### SET EXERCISE
Collect all lines from the records below that include the word "monto".
===== SUPPLIED RECORDS
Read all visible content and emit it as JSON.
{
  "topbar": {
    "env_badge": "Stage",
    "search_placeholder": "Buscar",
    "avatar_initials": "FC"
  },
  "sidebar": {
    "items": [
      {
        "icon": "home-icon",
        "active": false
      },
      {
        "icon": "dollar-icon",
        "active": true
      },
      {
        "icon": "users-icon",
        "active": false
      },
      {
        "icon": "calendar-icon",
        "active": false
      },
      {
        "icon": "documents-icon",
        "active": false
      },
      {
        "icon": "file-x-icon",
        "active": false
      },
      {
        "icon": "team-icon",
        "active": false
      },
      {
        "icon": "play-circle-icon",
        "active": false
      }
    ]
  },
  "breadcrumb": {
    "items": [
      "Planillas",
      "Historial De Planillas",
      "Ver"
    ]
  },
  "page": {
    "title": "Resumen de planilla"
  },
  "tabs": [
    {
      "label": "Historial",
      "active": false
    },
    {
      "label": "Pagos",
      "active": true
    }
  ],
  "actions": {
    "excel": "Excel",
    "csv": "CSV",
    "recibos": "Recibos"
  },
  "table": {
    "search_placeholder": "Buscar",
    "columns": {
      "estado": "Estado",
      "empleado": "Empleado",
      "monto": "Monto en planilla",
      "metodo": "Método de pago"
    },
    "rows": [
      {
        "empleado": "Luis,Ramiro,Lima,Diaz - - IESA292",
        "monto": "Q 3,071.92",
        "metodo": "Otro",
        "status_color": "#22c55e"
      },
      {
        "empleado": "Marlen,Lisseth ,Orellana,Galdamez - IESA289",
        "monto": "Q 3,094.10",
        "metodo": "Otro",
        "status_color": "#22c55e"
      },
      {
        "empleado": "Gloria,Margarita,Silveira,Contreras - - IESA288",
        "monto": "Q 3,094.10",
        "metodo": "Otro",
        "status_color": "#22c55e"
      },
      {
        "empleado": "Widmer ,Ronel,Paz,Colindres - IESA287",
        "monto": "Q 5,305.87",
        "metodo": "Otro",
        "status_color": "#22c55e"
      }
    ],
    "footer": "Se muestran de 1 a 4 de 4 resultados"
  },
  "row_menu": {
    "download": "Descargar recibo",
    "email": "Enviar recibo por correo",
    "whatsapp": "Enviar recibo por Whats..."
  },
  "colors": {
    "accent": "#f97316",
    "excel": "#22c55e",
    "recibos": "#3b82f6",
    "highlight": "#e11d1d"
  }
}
==========
### WORKED SOLUTION
      "monto": "Monto en planilla",
        "monto": "Q 3,071.92",
        "monto": "Q 3,094.10",
        "monto": "Q 3,094.10",
        "monto": "Q 5,305.87",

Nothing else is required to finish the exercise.